**DIRECTIONS:**
Without the pictures, set down the records below word for word.

**MATERIAL PROVIDED:**
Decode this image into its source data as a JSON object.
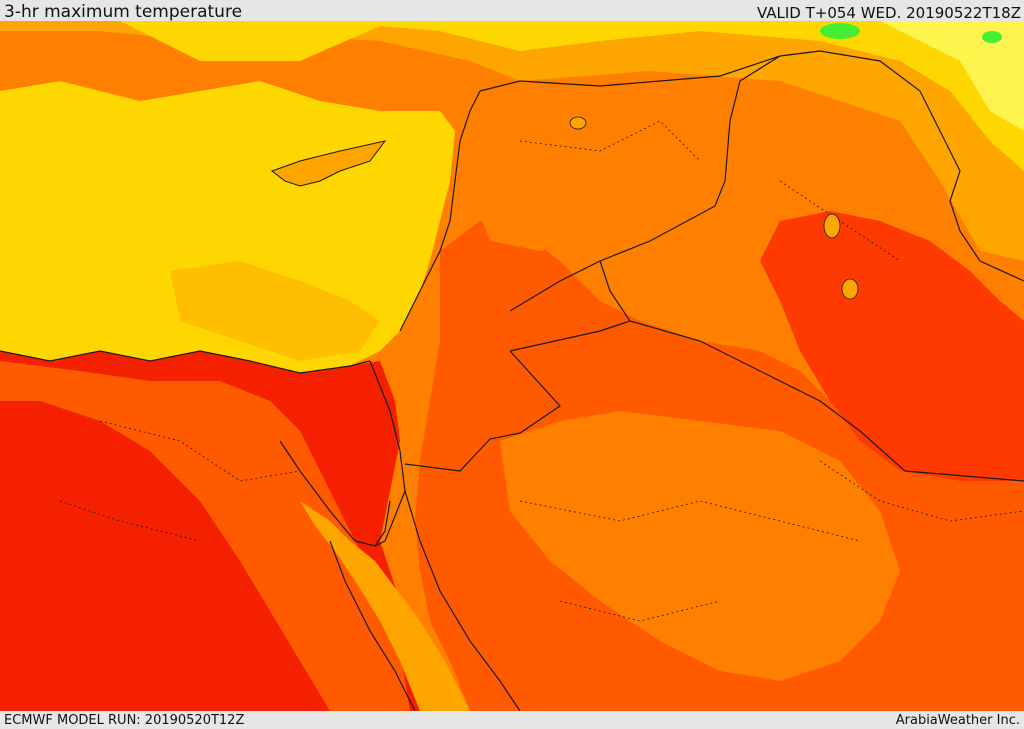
{
  "header": {
    "title": "3-hr maximum temperature",
    "valid": "VALID T+054 WED. 20190522T18Z"
  },
  "footer": {
    "model_run": "ECMWF MODEL RUN: 20190520T12Z",
    "credit": "ArabiaWeather Inc."
  },
  "map": {
    "colors": {
      "light_yellow": "#fff44d",
      "yellow": "#ffd700",
      "light_orange": "#ffa500",
      "orange": "#ff7f00",
      "dark_orange": "#ff5a00",
      "red_orange": "#ff3a00",
      "red": "#f52000",
      "green": "#44ee33",
      "border": "#1a1a1a"
    }
  }
}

**EXERCISE RESULT:**
Decode this image into its source data as a JSON object.
{
  "header": {
    "title": "3-hr maximum temperature",
    "valid": "VALID T+054 WED. 20190522T18Z"
  },
  "footer": {
    "model_run": "ECMWF MODEL RUN: 20190520T12Z",
    "credit": "ArabiaWeather Inc."
  },
  "map": {
    "colors": {
      "light_yellow": "#fff44d",
      "yellow": "#ffd700",
      "light_orange": "#ffa500",
      "orange": "#ff7f00",
      "dark_orange": "#ff5a00",
      "red_orange": "#ff3a00",
      "red": "#f52000",
      "green": "#44ee33",
      "border": "#1a1a1a"
    }
  }
}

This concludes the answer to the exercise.